**EXERCISE:**
Filter this data down to the lines that hold "ਅਫਸਰ", and copy them.

**MATERIAL SHOWN:**
================
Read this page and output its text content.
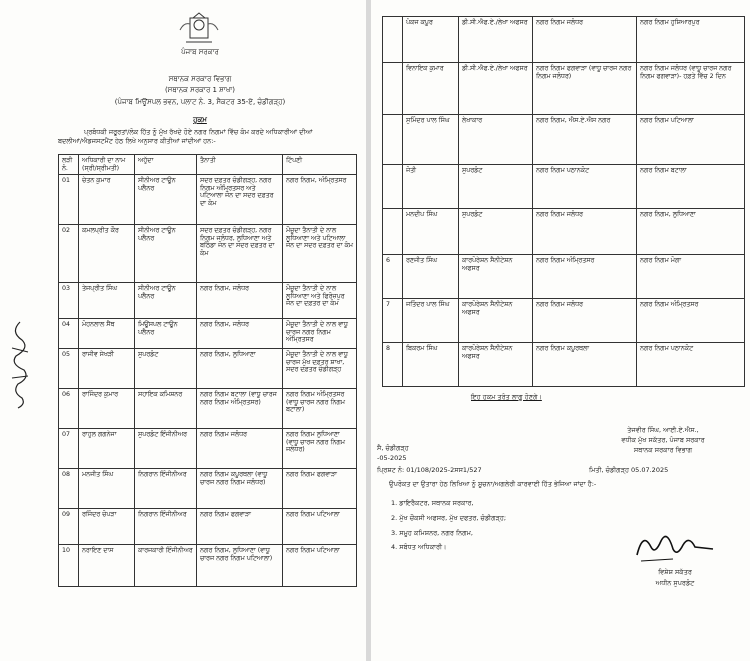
ਪੰਜਾਬ ਸਰਕਾਰ
ਸਥਾਨਕ ਸਰਕਾਰ ਵਿਭਾਗ
(ਸਥਾਨਕ ਸਰਕਾਰ 1 ਸ਼ਾਖਾ)
(ਪੰਜਾਬ ਮਿਊਂਸਪਲ ਭਵਨ, ਪਲਾਟ ਨੰ. 3, ਸੈਕਟਰ 35-ਏ, ਚੰਡੀਗੜ੍ਹ)
ਹੁਕਮ
ਪ੍ਰਬੰਧਕੀ ਜਰੂਰਤਾਂ/ਲੋਕ ਹਿੱਤ ਨੂੰ ਮੁੱਖ ਰੱਖਦੇ ਹੋਏ ਨਗਰ ਨਿਗਮਾਂ ਵਿੱਚ ਕੰਮ ਕਰਦੇ ਅਧਿਕਾਰੀਆਂ ਦੀਆਂ
ਬਦਲੀਆਂ/ਐਡਜਸਟਮੈਂਟ ਹੇਠ ਲਿਖੇ ਅਨੁਸਾਰ ਕੀਤੀਆਂ ਜਾਂਦੀਆਂ ਹਨ:-
ਲੜੀ ਨੰ.	ਅਧਿਕਾਰੀ ਦਾ ਨਾਮ (ਸ੍ਰੀ/ਸ੍ਰੀਮਤੀ)	ਅਹੁੱਦਾ	ਤੈਨਾਤੀ	ਟਿੱਪਣੀ
01	ਚੇਤਨ ਕੁਮਾਰ	ਸੀਨੀਅਰ ਟਾਊਨ ਪਲੈਨਰ	ਸਦਰ ਦਫ਼ਤਰ ਚੰਡੀਗੜ੍ਹ, ਨਗਰ ਨਿਗਮ ਅੰਮ੍ਰਿਤਸਰ ਅਤੇ ਪਟਿਆਲਾ ਜੋਨ ਦਾ ਸਦਰ ਦਫ਼ਤਰ ਦਾ ਕੰਮ	ਨਗਰ ਨਿਗਮ, ਅੰਮ੍ਰਿਤਸਰ
02	ਕਮਲਪ੍ਰੀਤ ਕੌਰ	ਸੀਨੀਅਰ ਟਾਊਨ ਪਲੈਨਰ	ਸਦਰ ਦਫ਼ਤਰ ਚੰਡੀਗੜ੍ਹ, ਨਗਰ ਨਿਗਮ ਜਲੰਧਰ, ਲੁਧਿਆਣਾ ਅਤੇ ਬਠਿੰਡਾ ਜੋਨ ਦਾ ਸਦਰ ਦਫ਼ਤਰ ਦਾ ਕੰਮ	ਮੌਜੂਦਾ ਤੈਨਾਤੀ ਦੇ ਨਾਲ ਲੁਧਿਆਣਾ ਅਤੇ ਪਟਿਆਲਾ ਜੋਨ ਦਾ ਸਦਰ ਦਫ਼ਤਰ ਦਾ ਕੰਮ
03	ਤੇਜਪ੍ਰੀਤ ਸਿੰਘ	ਸੀਨੀਅਰ ਟਾਊਨ ਪਲੈਨਰ	ਨਗਰ ਨਿਗਮ, ਜਲੰਧਰ	ਮੌਜੂਦਾ ਤੈਨਾਤੀ ਦੇ ਨਾਲ ਲੁਧਿਆਣਾ ਅਤੇ ਫਿਰੋਜ਼ਪੁਰ ਜੋਨ ਦਾ ਦਫ਼ਤਰ ਦਾ ਕੰਮ
04	ਮੋਹਨਲਾਲ ਸੈਂਥ	ਮਿਊਂਸਪਲ ਟਾਊਨ ਪਲੈਨਰ	ਨਗਰ ਨਿਗਮ, ਜਲੰਧਰ	ਮੌਜੂਦਾ ਤੈਨਾਤੀ ਦੇ ਨਾਲ ਵਾਧੂ ਚਾਰਜ ਨਗਰ ਨਿਗਮ ਅੰਮ੍ਰਿਤਸਰ
05	ਰਾਜੀਵ ਸੇਖੜੀ	ਸੁਪਰਡੰਟ	ਨਗਰ ਨਿਗਮ, ਲੁਧਿਆਣਾ	ਮੌਜੂਦਾ ਤੈਨਾਤੀ ਦੇ ਨਾਲ ਵਾਧੂ ਚਾਰਜ ਮੁੱਖ ਦਫ਼ਤਰ ਸ਼ਾਖਾ, ਸਦਰ ਦਫ਼ਤਰ ਚੰਡੀਗੜ੍ਹ
06	ਰਾਜਿੰਦਰ ਕੁਮਾਰ	ਸਹਾਇਕ ਕਮਿਸ਼ਨਰ	ਨਗਰ ਨਿਗਮ ਬਟਾਲਾ (ਵਾਧੂ ਚਾਰਜ ਨਗਰ ਨਿਗਮ ਅੰਮ੍ਰਿਤਸਰ)	ਨਗਰ ਨਿਗਮ ਅੰਮ੍ਰਿਤਸਰ (ਵਾਧੂ ਚਾਰਜ ਨਗਰ ਨਿਗਮ ਬਟਾਲਾ)
07	ਰਾਹੁਲ ਗਗਨੇਜਾ	ਸੁਪਰਡੰਟ ਇੰਜੀਨੀਅਰ	ਨਗਰ ਨਿਗਮ ਜਲੰਧਰ	ਨਗਰ ਨਿਗਮ ਲੁਧਿਆਣਾ (ਵਾਧੂ ਚਾਰਜ ਨਗਰ ਨਿਗਮ ਜਲੰਧਰ)
08	ਮਨਜੀਤ ਸਿੰਘ	ਨਿਗਰਾਨ ਇੰਜੀਨੀਅਰ	ਨਗਰ ਨਿਗਮ ਕਪੂਰਥਲਾ (ਵਾਧੂ ਚਾਰਜ ਨਗਰ ਨਿਗਮ ਜਲੰਧਰ)	ਨਗਰ ਨਿਗਮ ਫਗਵਾੜਾ
09	ਰਜਿੰਦਰ ਚੋਪੜਾ	ਨਿਗਰਾਨ ਇੰਜੀਨੀਅਰ	ਨਗਰ ਨਿਗਮ ਫਗਵਾੜਾ	ਨਗਰ ਨਿਗਮ ਪਟਿਆਲਾ
10	ਨਰਾਇਣ ਦਾਸ	ਕਾਰਜਕਾਰੀ ਇੰਜੀਨੀਅਰ	ਨਗਰ ਨਿਗਮ, ਲੁਧਿਆਣਾ (ਵਾਧੂ ਚਾਰਜ ਨਗਰ ਨਿਗਮ ਪਟਿਆਲਾ)	ਨਗਰ ਨਿਗਮ ਪਟਿਆਲਾ
	ਪੰਕਜ ਕਪੂਰ	ਡੀ.ਸੀ.ਐਫ.ਏ./ਲੇਖਾ ਅਫਸਰ	ਨਗਰ ਨਿਗਮ ਜਲੰਧਰ	ਨਗਰ ਨਿਗਮ ਹੁਸ਼ਿਆਰਪੁਰ
	ਵਿਨਾਇਕ ਕੁਮਾਰ	ਡੀ.ਸੀ.ਐਫ.ਏ./ਲੇਖਾ ਅਫਸਰ	ਨਗਰ ਨਿਗਮ ਫਗਵਾੜਾ (ਵਾਧੂ ਚਾਰਜ ਨਗਰ ਨਿਗਮ ਜਲੰਧਰ)	ਨਗਰ ਨਿਗਮ ਜਲੰਧਰ (ਵਾਧੂ ਚਾਰਜ ਨਗਰ ਨਿਗਮ ਫਗਵਾੜਾ)- ਹਫ਼ਤੇ ਵਿੱਚ 2 ਦਿਨ
	ਸੁਮਿੰਦਰ ਪਾਲ ਸਿੰਘ	ਲੇਖਾਕਾਰ	ਨਗਰ ਨਿਗਮ, ਐਸ.ਏ.ਐਸ ਨਗਰ	ਨਗਰ ਨਿਗਮ ਪਟਿਆਲਾ
	ਜੋਤੀ	ਸੁਪਰਡੰਟ	ਨਗਰ ਨਿਗਮ ਪਠਾਨਕੋਟ	ਨਗਰ ਨਿਗਮ ਬਟਾਲਾ
	ਮਨਦੀਪ ਸਿੰਘ	ਸੁਪਰਡੰਟ	ਨਗਰ ਨਿਗਮ ਜਲੰਧਰ	ਨਗਰ ਨਿਗਮ, ਲੁਧਿਆਣਾ
6	ਰਣਜੀਤ ਸਿੰਘ	ਕਾਰਪੋਰੇਸ਼ਨ ਸੈਨੀਟੇਸ਼ਨ ਅਫਸਰ	ਨਗਰ ਨਿਗਮ ਅੰਮ੍ਰਿਤਸਰ	ਨਗਰ ਨਿਗਮ ਮੋਗਾ
7	ਜਤਿੰਦਰ ਪਾਲ ਸਿੰਘ	ਕਾਰਪੋਰੇਸ਼ਨ ਸੈਨੀਟੇਸ਼ਨ ਅਫਸਰ	ਨਗਰ ਨਿਗਮ ਜਲੰਧਰ	ਨਗਰ ਨਿਗਮ ਅੰਮ੍ਰਿਤਸਰ
8	ਬਿਕਰਮ ਸਿੰਘ	ਕਾਰਪੋਰੇਸ਼ਨ ਸੈਨੀਟੇਸ਼ਨ ਅਫਸਰ	ਨਗਰ ਨਿਗਮ ਕਪੂਰਥਲਾ	ਨਗਰ ਨਿਗਮ ਪਠਾਨਕੋਟ
ਇਹ ਹੁਕਮ ਤੁਰੰਤ ਲਾਗੂ ਹੋਣਗੇ।
ਤੇਜਵੀਰ ਸਿੰਘ, ਆਈ.ਏ.ਐਸ.,
ਵਧੀਕ ਮੁੱਖ ਸਕੱਤਰ, ਪੰਜਾਬ ਸਰਕਾਰ
ਸਥਾਨਕ ਸਰਕਾਰ ਵਿਭਾਗ
ਸੈ, ਚੰਡੀਗੜ੍ਹ
-05-2025
ਪ੍ਰਿਸ਼ਟ ਨੰ: 01/108/2025-2ਸਸ1/527	ਮਿਤੀ, ਚੰਡੀਗੜ੍ਹ 05.07.2025
ਉਪਰੋਕਤ ਦਾ ਉਤਾਰਾ ਹੇਠ ਲਿਖਿਆ ਨੂੰ ਸੂਚਨਾ/ਅਗਲੇਰੀ ਕਾਰਵਾਈ ਹਿੱਤ ਭੇਜਿਆ ਜਾਂਦਾ ਹੈ:-
1. ਡਾਇਰੈਕਟਰ, ਸਥਾਨਕ ਸਰਕਾਰ,
2. ਮੁੱਖ ਚੌਕਸੀ ਅਫਸਰ, ਮੁੱਖ ਦਫਤਰ, ਚੰਡੀਗੜ੍ਹ;
3. ਸਮੂਹ ਕਮਿਸ਼ਨਰ, ਨਗਰ ਨਿਗਮ,
4. ਸਬੰਧਤ ਅਧਿਕਾਰੀ।
ਵਿਸ਼ੇਸ਼ ਸਕੱਤਰ
ਅਧੀਨ ਸੁਪਰਡੰਟ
================
**EXERCISE RESULT:**
	ਪੰਕਜ ਕਪੂਰ	ਡੀ.ਸੀ.ਐਫ.ਏ./ਲੇਖਾ ਅਫਸਰ	ਨਗਰ ਨਿਗਮ ਜਲੰਧਰ	ਨਗਰ ਨਿਗਮ ਹੁਸ਼ਿਆਰਪੁਰ
	ਵਿਨਾਇਕ ਕੁਮਾਰ	ਡੀ.ਸੀ.ਐਫ.ਏ./ਲੇਖਾ ਅਫਸਰ	ਨਗਰ ਨਿਗਮ ਫਗਵਾੜਾ (ਵਾਧੂ ਚਾਰਜ ਨਗਰ ਨਿਗਮ ਜਲੰਧਰ)	ਨਗਰ ਨਿਗਮ ਜਲੰਧਰ (ਵਾਧੂ ਚਾਰਜ ਨਗਰ ਨਿਗਮ ਫਗਵਾੜਾ)- ਹਫ਼ਤੇ ਵਿੱਚ 2 ਦਿਨ
6	ਰਣਜੀਤ ਸਿੰਘ	ਕਾਰਪੋਰੇਸ਼ਨ ਸੈਨੀਟੇਸ਼ਨ ਅਫਸਰ	ਨਗਰ ਨਿਗਮ ਅੰਮ੍ਰਿਤਸਰ	ਨਗਰ ਨਿਗਮ ਮੋਗਾ
7	ਜਤਿੰਦਰ ਪਾਲ ਸਿੰਘ	ਕਾਰਪੋਰੇਸ਼ਨ ਸੈਨੀਟੇਸ਼ਨ ਅਫਸਰ	ਨਗਰ ਨਿਗਮ ਜਲੰਧਰ	ਨਗਰ ਨਿਗਮ ਅੰਮ੍ਰਿਤਸਰ
8	ਬਿਕਰਮ ਸਿੰਘ	ਕਾਰਪੋਰੇਸ਼ਨ ਸੈਨੀਟੇਸ਼ਨ ਅਫਸਰ	ਨਗਰ ਨਿਗਮ ਕਪੂਰਥਲਾ	ਨਗਰ ਨਿਗਮ ਪਠਾਨਕੋਟ
2. ਮੁੱਖ ਚੌਕਸੀ ਅਫਸਰ, ਮੁੱਖ ਦਫਤਰ, ਚੰਡੀਗੜ੍ਹ;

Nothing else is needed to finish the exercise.